**TASK DESCRIPTION:** Extract each line of the data and write it out again exactly.
═════ SOURCE RECORDS ═════
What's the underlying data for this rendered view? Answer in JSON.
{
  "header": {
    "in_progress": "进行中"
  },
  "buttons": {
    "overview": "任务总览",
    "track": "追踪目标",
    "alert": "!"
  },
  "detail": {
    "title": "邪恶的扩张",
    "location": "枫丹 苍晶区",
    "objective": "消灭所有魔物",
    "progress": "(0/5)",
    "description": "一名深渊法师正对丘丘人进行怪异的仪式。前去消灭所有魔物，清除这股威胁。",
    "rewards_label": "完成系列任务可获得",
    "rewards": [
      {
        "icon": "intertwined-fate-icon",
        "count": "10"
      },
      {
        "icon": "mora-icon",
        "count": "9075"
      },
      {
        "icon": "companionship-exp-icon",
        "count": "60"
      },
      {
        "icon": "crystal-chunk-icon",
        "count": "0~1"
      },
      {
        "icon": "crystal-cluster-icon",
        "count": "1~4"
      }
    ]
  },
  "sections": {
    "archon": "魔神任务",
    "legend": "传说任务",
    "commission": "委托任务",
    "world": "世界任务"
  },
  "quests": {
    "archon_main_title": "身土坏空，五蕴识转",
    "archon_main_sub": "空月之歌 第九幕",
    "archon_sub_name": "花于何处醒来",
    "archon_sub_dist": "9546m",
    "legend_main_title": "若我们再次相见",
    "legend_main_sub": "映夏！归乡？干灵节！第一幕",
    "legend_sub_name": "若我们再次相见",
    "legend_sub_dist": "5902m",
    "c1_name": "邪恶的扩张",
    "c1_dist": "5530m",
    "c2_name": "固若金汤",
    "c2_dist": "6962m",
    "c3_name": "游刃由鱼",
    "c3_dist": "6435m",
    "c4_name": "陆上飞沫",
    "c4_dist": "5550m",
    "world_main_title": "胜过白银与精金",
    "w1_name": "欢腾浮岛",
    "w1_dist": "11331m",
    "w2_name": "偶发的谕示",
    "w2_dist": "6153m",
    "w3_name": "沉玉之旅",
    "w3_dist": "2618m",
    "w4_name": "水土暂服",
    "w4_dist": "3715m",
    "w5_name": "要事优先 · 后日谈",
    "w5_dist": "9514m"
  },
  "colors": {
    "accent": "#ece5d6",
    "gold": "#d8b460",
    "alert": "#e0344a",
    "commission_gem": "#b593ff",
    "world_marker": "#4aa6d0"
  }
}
═════
**THE ANSWER:**
What's the underlying data for this rendered view? Answer in JSON.
{
  "header": {
    "in_progress": "进行中"
  },
  "buttons": {
    "overview": "任务总览",
    "track": "追踪目标",
    "alert": "!"
  },
  "detail": {
    "title": "邪恶的扩张",
    "location": "枫丹 苍晶区",
    "objective": "消灭所有魔物",
    "progress": "(0/5)",
    "description": "一名深渊法师正对丘丘人进行怪异的仪式。前去消灭所有魔物，清除这股威胁。",
    "rewards_label": "完成系列任务可获得",
    "rewards": [
      {
        "icon": "intertwined-fate-icon",
        "count": "10"
      },
      {
        "icon": "mora-icon",
        "count": "9075"
      },
      {
        "icon": "companionship-exp-icon",
        "count": "60"
      },
      {
        "icon": "crystal-chunk-icon",
        "count": "0~1"
      },
      {
        "icon": "crystal-cluster-icon",
        "count": "1~4"
      }
    ]
  },
  "sections": {
    "archon": "魔神任务",
    "legend": "传说任务",
    "commission": "委托任务",
    "world": "世界任务"
  },
  "quests": {
    "archon_main_title": "身土坏空，五蕴识转",
    "archon_main_sub": "空月之歌 第九幕",
    "archon_sub_name": "花于何处醒来",
    "archon_sub_dist": "9546m",
    "legend_main_title": "若我们再次相见",
    "legend_main_sub": "映夏！归乡？干灵节！第一幕",
    "legend_sub_name": "若我们再次相见",
    "legend_sub_dist": "5902m",
    "c1_name": "邪恶的扩张",
    "c1_dist": "5530m",
    "c2_name": "固若金汤",
    "c2_dist": "6962m",
    "c3_name": "游刃由鱼",
    "c3_dist": "6435m",
    "c4_name": "陆上飞沫",
    "c4_dist": "5550m",
    "world_main_title": "胜过白银与精金",
    "w1_name": "欢腾浮岛",
    "w1_dist": "11331m",
    "w2_name": "偶发的谕示",
    "w2_dist": "6153m",
    "w3_name": "沉玉之旅",
    "w3_dist": "2618m",
    "w4_name": "水土暂服",
    "w4_dist": "3715m",
    "w5_name": "要事优先 · 后日谈",
    "w5_dist": "9514m"
  },
  "colors": {
    "accent": "#ece5d6",
    "gold": "#d8b460",
    "alert": "#e0344a",
    "commission_gem": "#b593ff",
    "world_marker": "#4aa6d0"
  }
}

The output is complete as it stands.